* [Your objective]:
Records follow. Copy every line with "bestämt".

* [Data in this exercise]:
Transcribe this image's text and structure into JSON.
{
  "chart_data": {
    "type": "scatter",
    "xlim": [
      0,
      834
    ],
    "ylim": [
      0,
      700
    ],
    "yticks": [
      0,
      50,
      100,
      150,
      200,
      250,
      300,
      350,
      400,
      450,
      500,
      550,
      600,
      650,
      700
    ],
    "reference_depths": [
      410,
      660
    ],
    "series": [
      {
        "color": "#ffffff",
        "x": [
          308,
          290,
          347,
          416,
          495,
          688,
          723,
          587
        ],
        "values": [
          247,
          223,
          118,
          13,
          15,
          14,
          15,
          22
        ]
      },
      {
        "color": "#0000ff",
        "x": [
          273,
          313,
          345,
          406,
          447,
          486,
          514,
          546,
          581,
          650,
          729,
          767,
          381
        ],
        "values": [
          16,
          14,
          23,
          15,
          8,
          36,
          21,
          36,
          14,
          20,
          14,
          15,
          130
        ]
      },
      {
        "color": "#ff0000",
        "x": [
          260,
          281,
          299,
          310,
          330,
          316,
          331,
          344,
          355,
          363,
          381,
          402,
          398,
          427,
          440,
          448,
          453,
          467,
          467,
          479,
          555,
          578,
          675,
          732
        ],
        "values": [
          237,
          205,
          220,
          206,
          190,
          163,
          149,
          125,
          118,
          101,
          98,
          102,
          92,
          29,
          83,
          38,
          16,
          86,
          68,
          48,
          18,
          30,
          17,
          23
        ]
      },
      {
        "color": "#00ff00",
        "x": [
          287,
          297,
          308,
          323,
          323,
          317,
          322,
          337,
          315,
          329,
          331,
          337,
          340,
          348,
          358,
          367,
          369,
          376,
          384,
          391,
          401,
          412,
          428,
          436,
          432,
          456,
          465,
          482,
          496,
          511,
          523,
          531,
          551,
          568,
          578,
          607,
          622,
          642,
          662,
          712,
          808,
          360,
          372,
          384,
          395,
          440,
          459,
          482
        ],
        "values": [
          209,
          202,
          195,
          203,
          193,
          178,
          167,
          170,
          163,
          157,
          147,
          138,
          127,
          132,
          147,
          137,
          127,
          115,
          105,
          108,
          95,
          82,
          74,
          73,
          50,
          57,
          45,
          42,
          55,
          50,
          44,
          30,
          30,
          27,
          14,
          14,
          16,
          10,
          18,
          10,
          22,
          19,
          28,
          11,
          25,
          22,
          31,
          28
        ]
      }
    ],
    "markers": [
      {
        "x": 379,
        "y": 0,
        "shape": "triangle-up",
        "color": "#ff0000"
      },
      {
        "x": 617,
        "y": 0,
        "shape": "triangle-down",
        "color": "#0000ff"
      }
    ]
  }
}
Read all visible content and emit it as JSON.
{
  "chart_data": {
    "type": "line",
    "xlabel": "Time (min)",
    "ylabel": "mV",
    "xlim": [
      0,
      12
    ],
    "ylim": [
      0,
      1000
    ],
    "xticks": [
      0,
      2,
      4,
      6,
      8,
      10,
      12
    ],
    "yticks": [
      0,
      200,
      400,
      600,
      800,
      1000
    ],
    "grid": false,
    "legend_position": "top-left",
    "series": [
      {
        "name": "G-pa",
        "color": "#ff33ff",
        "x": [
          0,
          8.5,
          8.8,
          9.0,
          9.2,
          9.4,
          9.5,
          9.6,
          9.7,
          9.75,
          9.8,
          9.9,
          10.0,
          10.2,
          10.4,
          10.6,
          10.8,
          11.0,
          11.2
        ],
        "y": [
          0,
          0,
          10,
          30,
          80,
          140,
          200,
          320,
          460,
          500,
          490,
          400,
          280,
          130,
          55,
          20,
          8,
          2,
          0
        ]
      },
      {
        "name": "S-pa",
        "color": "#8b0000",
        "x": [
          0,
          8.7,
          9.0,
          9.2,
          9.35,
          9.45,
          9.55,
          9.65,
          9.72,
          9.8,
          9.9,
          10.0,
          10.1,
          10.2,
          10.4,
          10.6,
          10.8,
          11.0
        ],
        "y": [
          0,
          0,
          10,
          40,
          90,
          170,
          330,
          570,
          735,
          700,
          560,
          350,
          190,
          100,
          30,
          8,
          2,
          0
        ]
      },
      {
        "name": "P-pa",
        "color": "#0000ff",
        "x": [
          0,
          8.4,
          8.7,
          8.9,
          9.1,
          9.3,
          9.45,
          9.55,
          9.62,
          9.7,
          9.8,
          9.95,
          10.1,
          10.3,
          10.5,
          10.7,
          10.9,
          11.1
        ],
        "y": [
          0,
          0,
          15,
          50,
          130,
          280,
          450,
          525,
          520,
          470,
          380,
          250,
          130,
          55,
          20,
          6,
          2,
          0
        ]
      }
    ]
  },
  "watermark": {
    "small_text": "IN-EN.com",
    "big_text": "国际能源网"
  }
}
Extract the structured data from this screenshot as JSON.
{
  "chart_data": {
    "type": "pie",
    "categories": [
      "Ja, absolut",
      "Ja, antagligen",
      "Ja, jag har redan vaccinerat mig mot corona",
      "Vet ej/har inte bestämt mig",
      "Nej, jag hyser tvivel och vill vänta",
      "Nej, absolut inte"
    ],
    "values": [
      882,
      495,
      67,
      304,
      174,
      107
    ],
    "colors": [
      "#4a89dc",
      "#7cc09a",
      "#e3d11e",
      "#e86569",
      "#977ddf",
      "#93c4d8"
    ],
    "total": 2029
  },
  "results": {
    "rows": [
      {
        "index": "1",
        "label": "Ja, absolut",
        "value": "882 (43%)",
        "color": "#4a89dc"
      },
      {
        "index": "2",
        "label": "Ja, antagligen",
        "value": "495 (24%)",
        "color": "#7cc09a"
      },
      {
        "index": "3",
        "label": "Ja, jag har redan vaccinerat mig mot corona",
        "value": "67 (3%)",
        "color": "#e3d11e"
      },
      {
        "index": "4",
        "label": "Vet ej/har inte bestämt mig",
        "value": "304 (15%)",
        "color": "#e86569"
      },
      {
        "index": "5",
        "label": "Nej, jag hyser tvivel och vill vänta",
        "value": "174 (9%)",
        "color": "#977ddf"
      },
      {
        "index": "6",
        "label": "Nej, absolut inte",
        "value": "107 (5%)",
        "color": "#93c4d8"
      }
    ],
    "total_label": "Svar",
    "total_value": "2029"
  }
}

* [Reply]:
      "Vet ej/har inte bestämt mig",
        "label": "Vet ej/har inte bestämt mig",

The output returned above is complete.